What you need to do:
Copy out every one of the entries below verbatim, line for line, without altering anything.

Entries from a dataset:
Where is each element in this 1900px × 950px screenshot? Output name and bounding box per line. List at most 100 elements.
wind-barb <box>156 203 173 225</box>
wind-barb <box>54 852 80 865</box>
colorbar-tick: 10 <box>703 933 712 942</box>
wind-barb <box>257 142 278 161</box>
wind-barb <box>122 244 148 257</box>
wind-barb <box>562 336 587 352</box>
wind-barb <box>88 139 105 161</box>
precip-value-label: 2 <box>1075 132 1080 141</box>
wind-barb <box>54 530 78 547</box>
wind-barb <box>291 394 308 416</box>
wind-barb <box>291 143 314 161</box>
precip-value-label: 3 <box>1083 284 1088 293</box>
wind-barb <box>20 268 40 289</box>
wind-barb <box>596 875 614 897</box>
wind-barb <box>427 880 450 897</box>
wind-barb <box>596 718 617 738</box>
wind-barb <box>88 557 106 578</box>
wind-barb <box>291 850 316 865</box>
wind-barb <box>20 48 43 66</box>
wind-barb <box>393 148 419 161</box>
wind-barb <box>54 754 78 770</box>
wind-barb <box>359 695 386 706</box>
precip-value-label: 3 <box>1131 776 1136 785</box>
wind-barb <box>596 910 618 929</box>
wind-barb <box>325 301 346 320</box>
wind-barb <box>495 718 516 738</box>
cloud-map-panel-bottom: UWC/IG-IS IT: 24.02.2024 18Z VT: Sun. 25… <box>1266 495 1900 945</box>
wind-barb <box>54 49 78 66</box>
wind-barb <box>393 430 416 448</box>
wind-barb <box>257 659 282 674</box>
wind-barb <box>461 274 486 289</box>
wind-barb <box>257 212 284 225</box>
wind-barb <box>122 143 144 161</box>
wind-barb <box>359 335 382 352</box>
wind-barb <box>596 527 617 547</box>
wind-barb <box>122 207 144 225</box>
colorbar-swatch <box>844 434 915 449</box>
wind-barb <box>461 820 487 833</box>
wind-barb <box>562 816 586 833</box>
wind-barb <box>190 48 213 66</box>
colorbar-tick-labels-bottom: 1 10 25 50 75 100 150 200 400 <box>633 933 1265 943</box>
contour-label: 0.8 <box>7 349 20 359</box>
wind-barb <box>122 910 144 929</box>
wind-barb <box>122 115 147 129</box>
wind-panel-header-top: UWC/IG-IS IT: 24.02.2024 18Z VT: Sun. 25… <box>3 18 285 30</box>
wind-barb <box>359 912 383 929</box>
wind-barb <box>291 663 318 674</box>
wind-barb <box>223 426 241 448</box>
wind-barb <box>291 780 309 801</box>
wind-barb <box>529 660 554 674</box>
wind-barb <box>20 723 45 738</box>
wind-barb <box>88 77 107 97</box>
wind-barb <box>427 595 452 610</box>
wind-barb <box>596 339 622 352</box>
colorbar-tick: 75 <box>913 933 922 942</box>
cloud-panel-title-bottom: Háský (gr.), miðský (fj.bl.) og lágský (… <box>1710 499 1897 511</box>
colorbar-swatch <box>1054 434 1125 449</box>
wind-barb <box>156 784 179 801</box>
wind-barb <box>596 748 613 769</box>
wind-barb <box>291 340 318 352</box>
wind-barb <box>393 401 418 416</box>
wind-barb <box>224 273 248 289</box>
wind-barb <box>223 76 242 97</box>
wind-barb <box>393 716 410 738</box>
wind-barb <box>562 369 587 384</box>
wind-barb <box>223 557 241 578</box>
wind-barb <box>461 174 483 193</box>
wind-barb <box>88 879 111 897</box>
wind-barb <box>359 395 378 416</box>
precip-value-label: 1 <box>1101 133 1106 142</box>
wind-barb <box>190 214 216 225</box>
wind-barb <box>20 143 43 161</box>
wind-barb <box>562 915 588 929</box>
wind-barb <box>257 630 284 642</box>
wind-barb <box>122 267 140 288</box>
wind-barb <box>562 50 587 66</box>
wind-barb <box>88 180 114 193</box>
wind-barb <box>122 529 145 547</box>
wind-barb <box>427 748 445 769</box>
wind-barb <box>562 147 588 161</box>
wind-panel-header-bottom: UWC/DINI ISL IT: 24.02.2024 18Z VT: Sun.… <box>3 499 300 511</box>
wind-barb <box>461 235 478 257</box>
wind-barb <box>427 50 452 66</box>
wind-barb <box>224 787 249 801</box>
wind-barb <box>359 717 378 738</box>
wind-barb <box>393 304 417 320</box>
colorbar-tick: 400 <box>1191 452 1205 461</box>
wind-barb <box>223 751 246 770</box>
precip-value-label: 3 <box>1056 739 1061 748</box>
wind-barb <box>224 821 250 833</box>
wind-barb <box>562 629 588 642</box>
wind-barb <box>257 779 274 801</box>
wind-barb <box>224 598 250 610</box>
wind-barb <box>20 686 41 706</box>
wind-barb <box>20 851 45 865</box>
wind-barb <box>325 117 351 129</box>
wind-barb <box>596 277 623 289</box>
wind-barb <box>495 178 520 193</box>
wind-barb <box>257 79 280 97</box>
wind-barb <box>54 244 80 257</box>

Answer to this problem:
Where is each element in this 1900px × 950px screenshot? Output name and bounding box per line. List at most 100 elements.
wind-barb <box>156 203 173 225</box>
wind-barb <box>54 852 80 865</box>
colorbar-tick: 10 <box>703 933 712 942</box>
wind-barb <box>257 142 278 161</box>
wind-barb <box>122 244 148 257</box>
wind-barb <box>562 336 587 352</box>
wind-barb <box>88 139 105 161</box>
precip-value-label: 2 <box>1075 132 1080 141</box>
wind-barb <box>54 530 78 547</box>
wind-barb <box>291 394 308 416</box>
wind-barb <box>291 143 314 161</box>
precip-value-label: 3 <box>1083 284 1088 293</box>
wind-barb <box>20 268 40 289</box>
wind-barb <box>596 875 614 897</box>
wind-barb <box>427 880 450 897</box>
wind-barb <box>596 718 617 738</box>
wind-barb <box>88 557 106 578</box>
wind-barb <box>291 850 316 865</box>
wind-barb <box>20 48 43 66</box>
wind-barb <box>393 148 419 161</box>
wind-barb <box>54 754 78 770</box>
wind-barb <box>359 695 386 706</box>
precip-value-label: 3 <box>1131 776 1136 785</box>
wind-barb <box>596 910 618 929</box>
wind-barb <box>325 301 346 320</box>
wind-barb <box>495 718 516 738</box>
cloud-map-panel-bottom: UWC/IG-IS IT: 24.02.2024 18Z VT: Sun. 25… <box>1266 495 1900 945</box>
wind-barb <box>54 49 78 66</box>
wind-barb <box>393 430 416 448</box>
wind-barb <box>257 659 282 674</box>
wind-barb <box>461 274 486 289</box>
wind-barb <box>257 212 284 225</box>
wind-barb <box>122 143 144 161</box>
wind-barb <box>359 335 382 352</box>
wind-barb <box>596 527 617 547</box>
wind-barb <box>122 207 144 225</box>
colorbar-swatch <box>844 434 915 449</box>
wind-barb <box>461 820 487 833</box>
wind-barb <box>562 816 586 833</box>
wind-barb <box>190 48 213 66</box>
colorbar-tick-labels-bottom: 1 10 25 50 75 100 150 200 400 <box>633 933 1265 943</box>
contour-label: 0.8 <box>7 349 20 359</box>
wind-barb <box>122 910 144 929</box>
wind-barb <box>122 115 147 129</box>
wind-panel-header-top: UWC/IG-IS IT: 24.02.2024 18Z VT: Sun. 25… <box>3 18 285 30</box>
wind-barb <box>359 912 383 929</box>
wind-barb <box>291 663 318 674</box>
wind-barb <box>223 426 241 448</box>
wind-barb <box>291 780 309 801</box>
wind-barb <box>529 660 554 674</box>
wind-barb <box>20 723 45 738</box>
wind-barb <box>88 77 107 97</box>
wind-barb <box>427 595 452 610</box>
wind-barb <box>596 339 622 352</box>
colorbar-tick: 75 <box>913 933 922 942</box>
cloud-panel-title-bottom: Háský (gr.), miðský (fj.bl.) og lágský (… <box>1710 499 1897 511</box>
colorbar-swatch <box>1054 434 1125 449</box>
wind-barb <box>156 784 179 801</box>
wind-barb <box>596 748 613 769</box>
wind-barb <box>291 340 318 352</box>
wind-barb <box>393 401 418 416</box>
wind-barb <box>224 273 248 289</box>
wind-barb <box>223 76 242 97</box>
wind-barb <box>393 716 410 738</box>
wind-barb <box>562 369 587 384</box>
wind-barb <box>223 557 241 578</box>
wind-barb <box>461 174 483 193</box>
wind-barb <box>88 879 111 897</box>
wind-barb <box>359 395 378 416</box>
precip-value-label: 1 <box>1101 133 1106 142</box>
wind-barb <box>190 214 216 225</box>
wind-barb <box>20 143 43 161</box>
wind-barb <box>562 915 588 929</box>
wind-barb <box>257 630 284 642</box>
wind-barb <box>122 267 140 288</box>
wind-barb <box>562 50 587 66</box>
wind-barb <box>88 180 114 193</box>
wind-barb <box>122 529 145 547</box>
wind-barb <box>427 748 445 769</box>
wind-barb <box>562 147 588 161</box>
wind-panel-header-bottom: UWC/DINI ISL IT: 24.02.2024 18Z VT: Sun.… <box>3 499 300 511</box>
wind-barb <box>461 235 478 257</box>
wind-barb <box>427 50 452 66</box>
wind-barb <box>224 787 249 801</box>
wind-barb <box>359 717 378 738</box>
wind-barb <box>393 304 417 320</box>
colorbar-tick: 400 <box>1191 452 1205 461</box>
wind-barb <box>223 751 246 770</box>
precip-value-label: 3 <box>1056 739 1061 748</box>
wind-barb <box>224 821 250 833</box>
wind-barb <box>562 629 588 642</box>
wind-barb <box>257 779 274 801</box>
wind-barb <box>224 598 250 610</box>
wind-barb <box>20 686 41 706</box>
wind-barb <box>20 851 45 865</box>
wind-barb <box>325 117 351 129</box>
wind-barb <box>596 277 623 289</box>
wind-barb <box>495 178 520 193</box>
wind-barb <box>257 79 280 97</box>
wind-barb <box>54 244 80 257</box>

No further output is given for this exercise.